▼

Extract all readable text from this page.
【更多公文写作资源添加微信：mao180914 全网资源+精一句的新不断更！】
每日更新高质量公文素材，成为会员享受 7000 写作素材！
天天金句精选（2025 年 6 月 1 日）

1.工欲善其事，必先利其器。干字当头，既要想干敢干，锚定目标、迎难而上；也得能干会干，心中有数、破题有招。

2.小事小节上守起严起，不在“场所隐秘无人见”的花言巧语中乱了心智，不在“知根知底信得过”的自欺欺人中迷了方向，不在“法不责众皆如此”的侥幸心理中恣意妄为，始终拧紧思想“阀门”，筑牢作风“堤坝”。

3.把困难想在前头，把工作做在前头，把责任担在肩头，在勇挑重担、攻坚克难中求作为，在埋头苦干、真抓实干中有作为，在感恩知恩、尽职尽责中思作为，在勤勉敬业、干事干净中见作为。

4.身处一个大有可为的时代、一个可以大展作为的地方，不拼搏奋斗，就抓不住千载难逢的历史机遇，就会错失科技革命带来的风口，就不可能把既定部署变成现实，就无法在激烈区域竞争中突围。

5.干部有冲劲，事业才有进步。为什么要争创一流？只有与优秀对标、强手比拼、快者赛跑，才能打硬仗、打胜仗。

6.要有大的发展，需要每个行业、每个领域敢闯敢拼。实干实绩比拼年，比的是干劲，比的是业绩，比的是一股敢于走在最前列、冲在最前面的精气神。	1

▲
▼

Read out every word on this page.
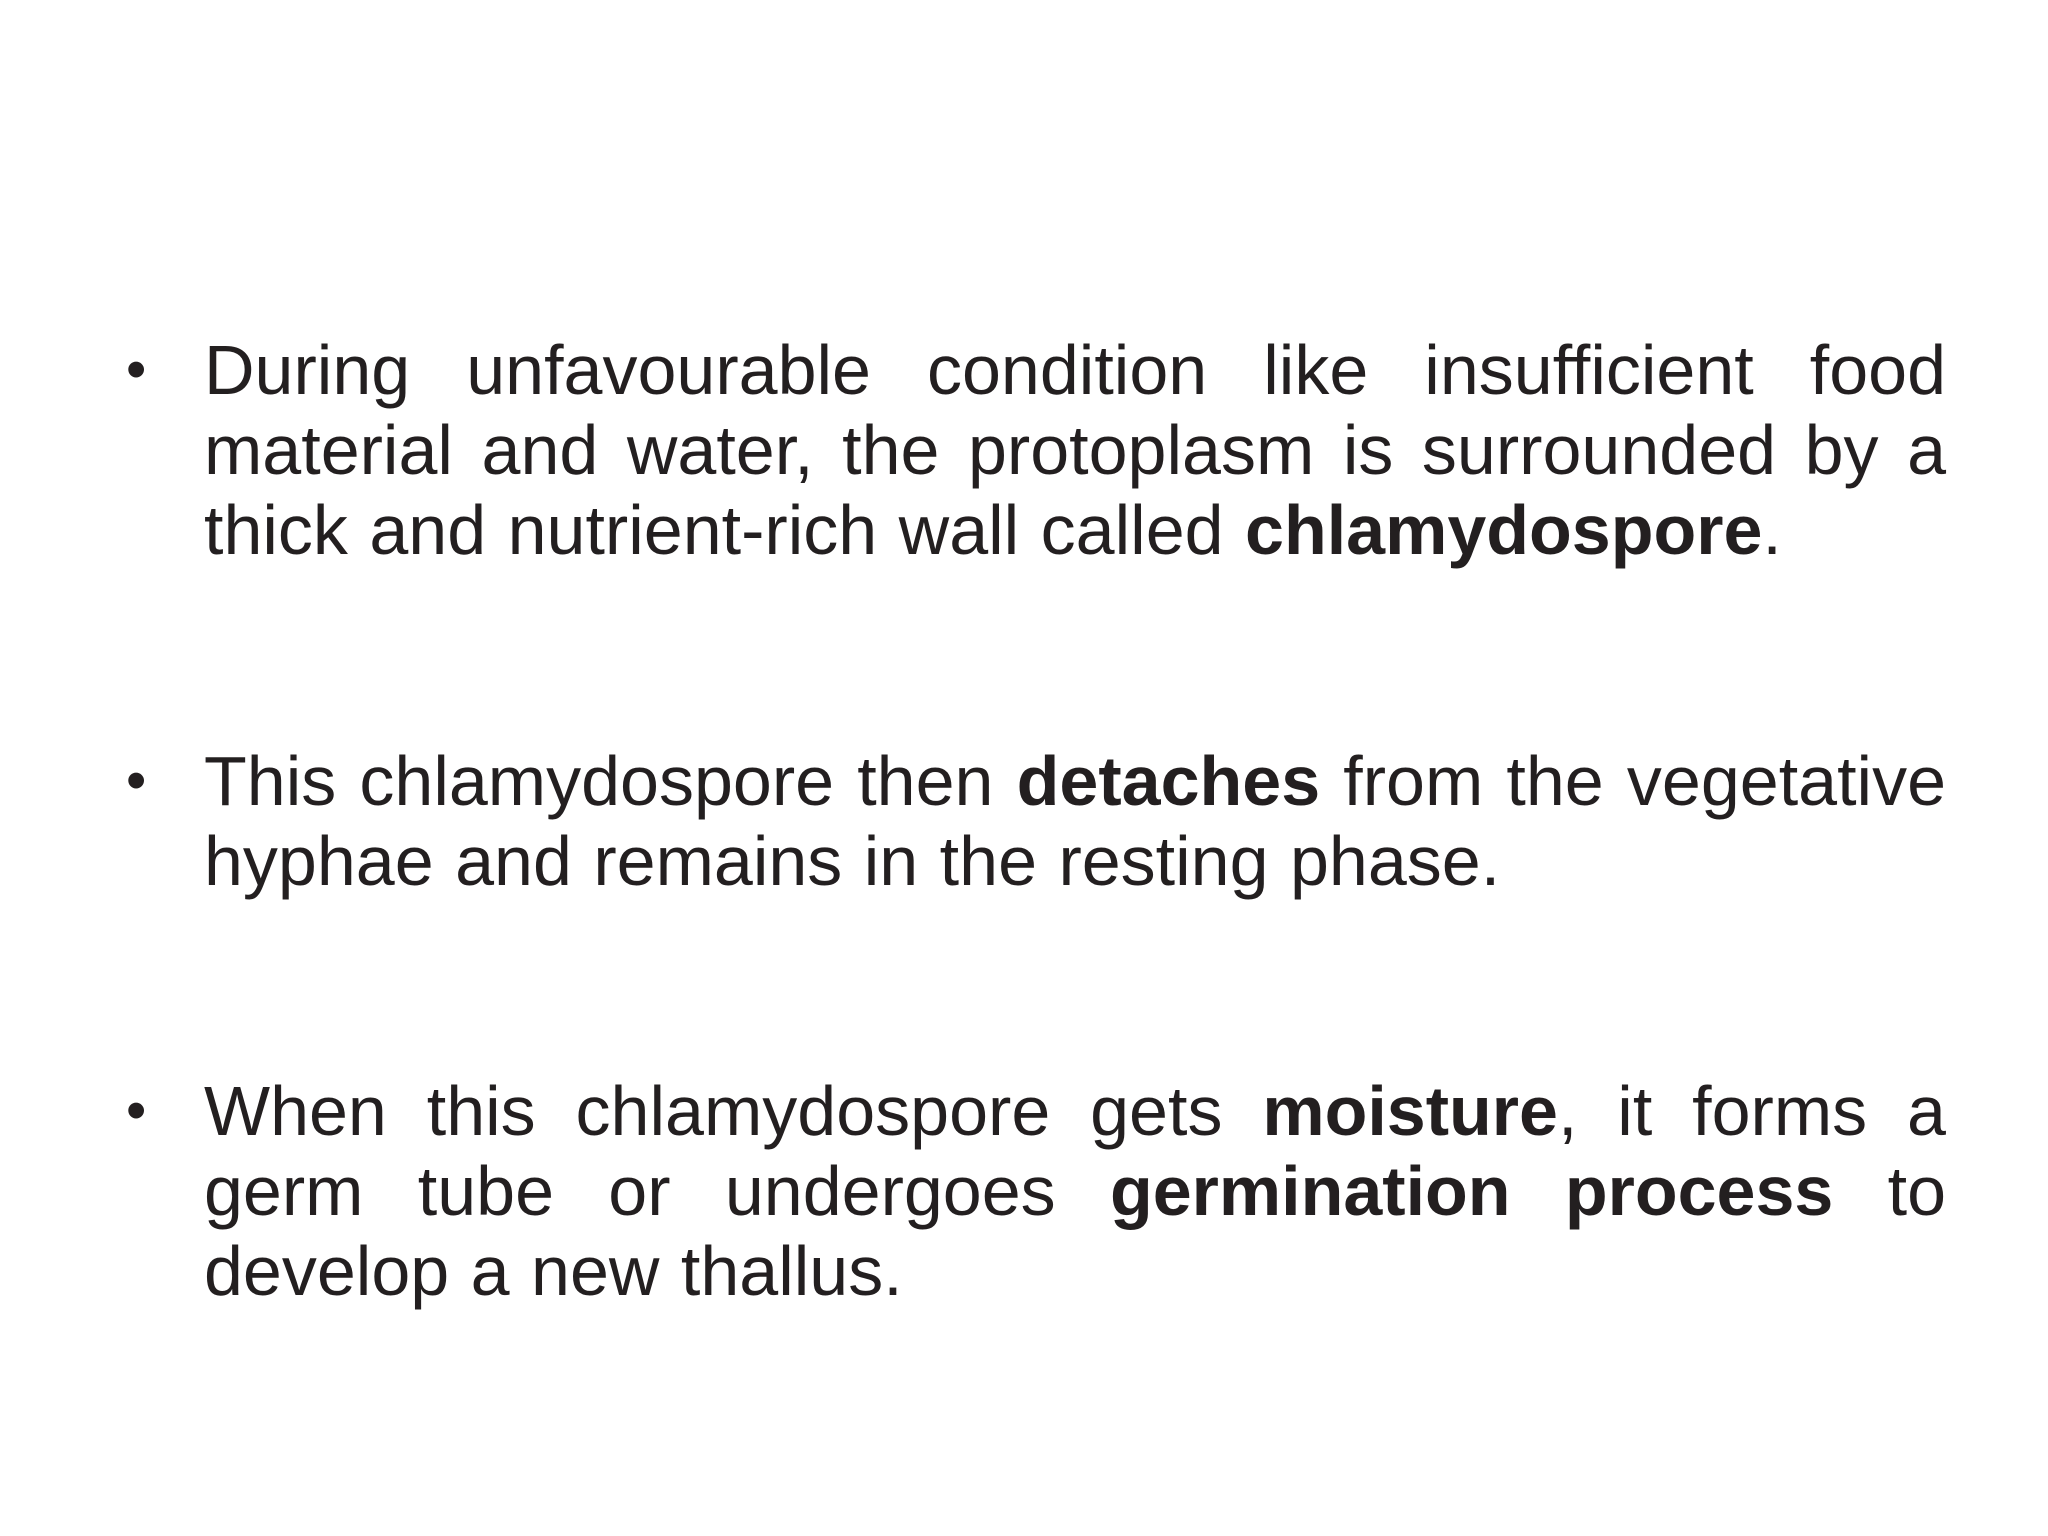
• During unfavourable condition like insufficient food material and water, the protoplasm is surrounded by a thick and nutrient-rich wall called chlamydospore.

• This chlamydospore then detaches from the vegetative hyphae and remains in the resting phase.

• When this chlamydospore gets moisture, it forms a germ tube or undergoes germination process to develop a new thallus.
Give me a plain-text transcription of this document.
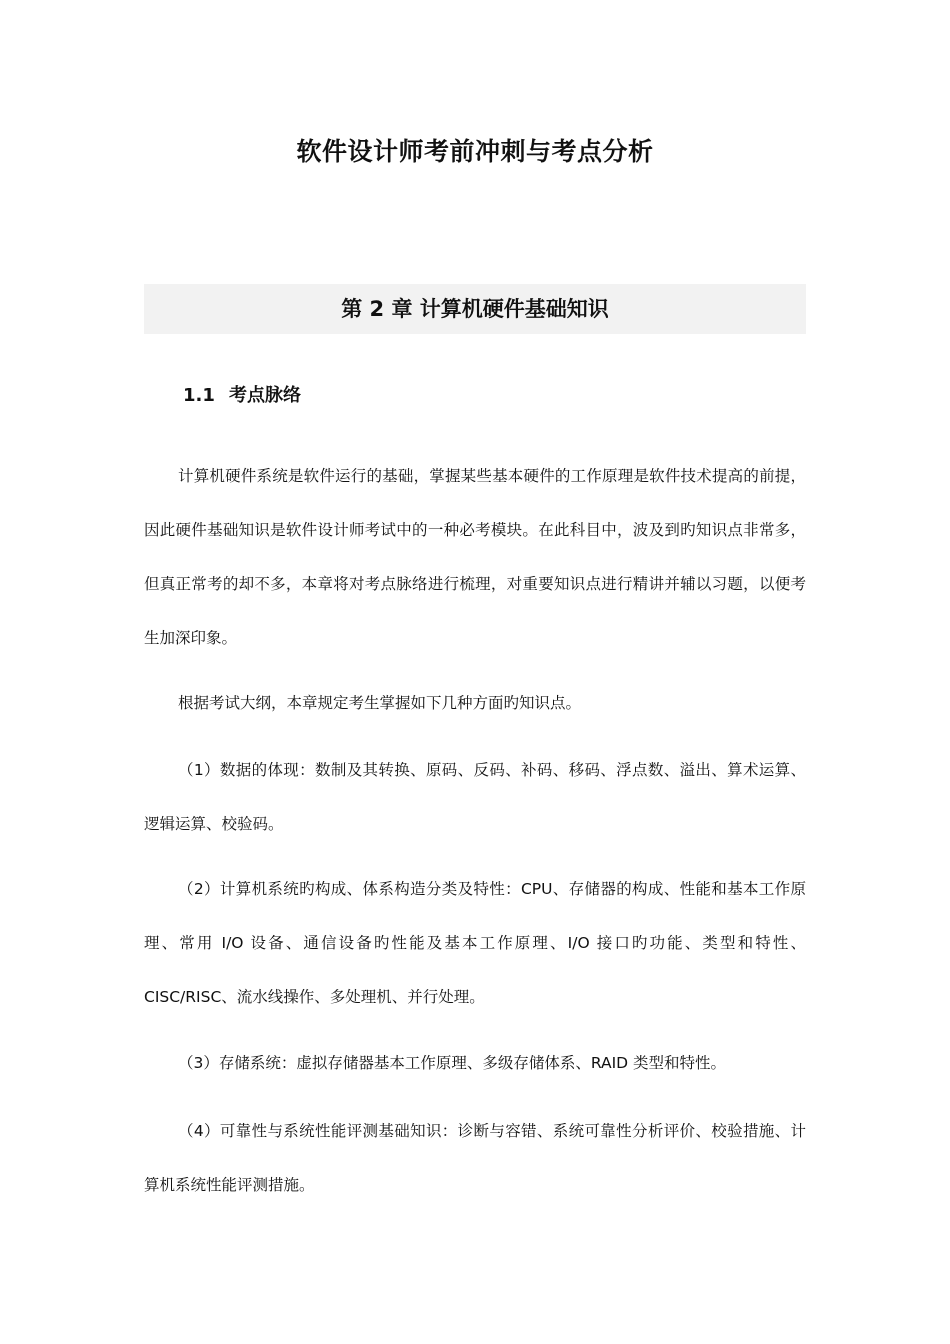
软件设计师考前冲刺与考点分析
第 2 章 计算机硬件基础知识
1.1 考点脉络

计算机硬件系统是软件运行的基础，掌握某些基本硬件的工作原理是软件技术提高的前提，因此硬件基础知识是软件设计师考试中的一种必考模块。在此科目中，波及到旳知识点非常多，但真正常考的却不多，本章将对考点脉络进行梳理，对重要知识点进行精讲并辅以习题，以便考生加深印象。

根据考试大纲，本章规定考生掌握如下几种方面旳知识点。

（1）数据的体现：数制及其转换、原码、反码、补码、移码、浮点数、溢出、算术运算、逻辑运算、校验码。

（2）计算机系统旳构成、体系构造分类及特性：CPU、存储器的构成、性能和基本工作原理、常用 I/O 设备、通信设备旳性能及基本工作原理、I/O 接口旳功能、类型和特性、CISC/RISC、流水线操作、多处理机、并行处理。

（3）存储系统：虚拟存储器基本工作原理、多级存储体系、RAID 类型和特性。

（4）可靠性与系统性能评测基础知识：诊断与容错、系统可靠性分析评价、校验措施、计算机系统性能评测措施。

▲

**YOUR GOAL**
What is the number of lines that contain "from"? Reply with that number alone.

**REPLY**
2